Information provided

□ □ □ □ □ □ □

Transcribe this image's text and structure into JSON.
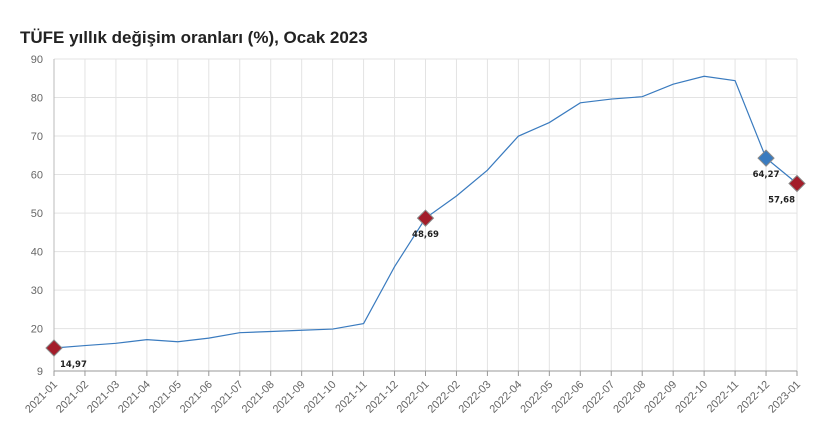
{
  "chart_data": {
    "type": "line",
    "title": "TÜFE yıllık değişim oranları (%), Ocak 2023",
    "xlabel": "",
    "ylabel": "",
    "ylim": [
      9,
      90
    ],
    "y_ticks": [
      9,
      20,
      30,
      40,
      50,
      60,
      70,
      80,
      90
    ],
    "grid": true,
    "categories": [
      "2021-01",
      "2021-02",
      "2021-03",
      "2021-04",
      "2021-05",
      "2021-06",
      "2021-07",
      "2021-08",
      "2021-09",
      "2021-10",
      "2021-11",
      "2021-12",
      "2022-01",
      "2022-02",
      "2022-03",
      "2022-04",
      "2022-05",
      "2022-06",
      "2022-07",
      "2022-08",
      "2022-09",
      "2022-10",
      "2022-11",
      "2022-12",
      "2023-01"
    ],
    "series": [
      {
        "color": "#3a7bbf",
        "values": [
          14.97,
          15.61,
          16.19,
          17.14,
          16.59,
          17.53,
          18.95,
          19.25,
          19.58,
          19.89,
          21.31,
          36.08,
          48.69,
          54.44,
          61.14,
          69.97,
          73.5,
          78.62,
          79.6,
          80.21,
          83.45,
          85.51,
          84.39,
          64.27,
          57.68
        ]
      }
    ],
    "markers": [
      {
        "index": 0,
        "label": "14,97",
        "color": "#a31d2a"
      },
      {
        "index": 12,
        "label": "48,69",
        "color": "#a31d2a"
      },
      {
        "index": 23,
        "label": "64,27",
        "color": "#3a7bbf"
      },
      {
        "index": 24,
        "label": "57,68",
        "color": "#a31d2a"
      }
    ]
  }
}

□ □ □ □ □ □ □

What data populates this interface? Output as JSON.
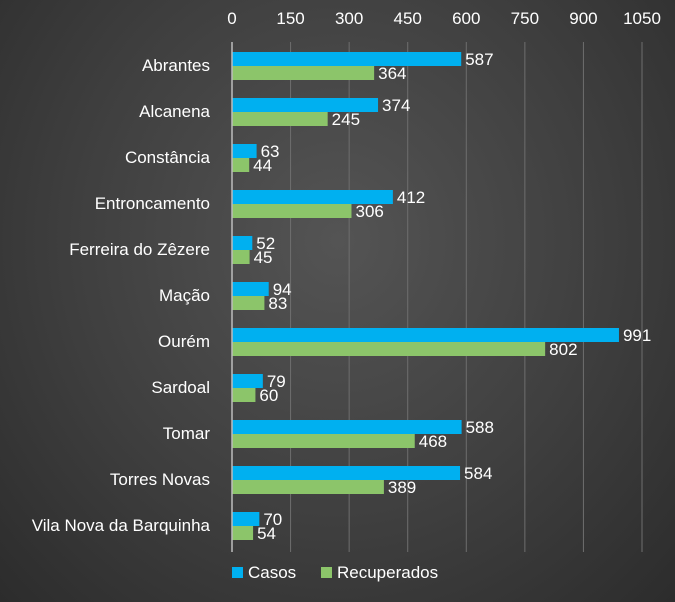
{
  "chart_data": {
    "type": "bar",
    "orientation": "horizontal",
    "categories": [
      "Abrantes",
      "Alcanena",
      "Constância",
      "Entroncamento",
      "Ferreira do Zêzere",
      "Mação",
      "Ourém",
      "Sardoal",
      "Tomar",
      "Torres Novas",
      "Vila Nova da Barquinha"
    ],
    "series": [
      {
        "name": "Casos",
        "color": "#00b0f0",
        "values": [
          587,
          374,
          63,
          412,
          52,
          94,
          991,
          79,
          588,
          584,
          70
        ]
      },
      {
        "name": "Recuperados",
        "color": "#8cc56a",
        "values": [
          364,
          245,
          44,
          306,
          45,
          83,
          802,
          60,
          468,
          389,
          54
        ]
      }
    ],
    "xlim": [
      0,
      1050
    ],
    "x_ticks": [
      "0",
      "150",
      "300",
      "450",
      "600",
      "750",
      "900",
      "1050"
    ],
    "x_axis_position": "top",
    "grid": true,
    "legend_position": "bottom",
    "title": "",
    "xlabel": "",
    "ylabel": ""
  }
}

□ □ □ □ □ □ □

Instructions to follow
In the entries above, identify each line that includes the string "JSON", then copy it.

Solution to this problem
Transcribe this image's text and structure into JSON.
What data populates this interface? Output as JSON.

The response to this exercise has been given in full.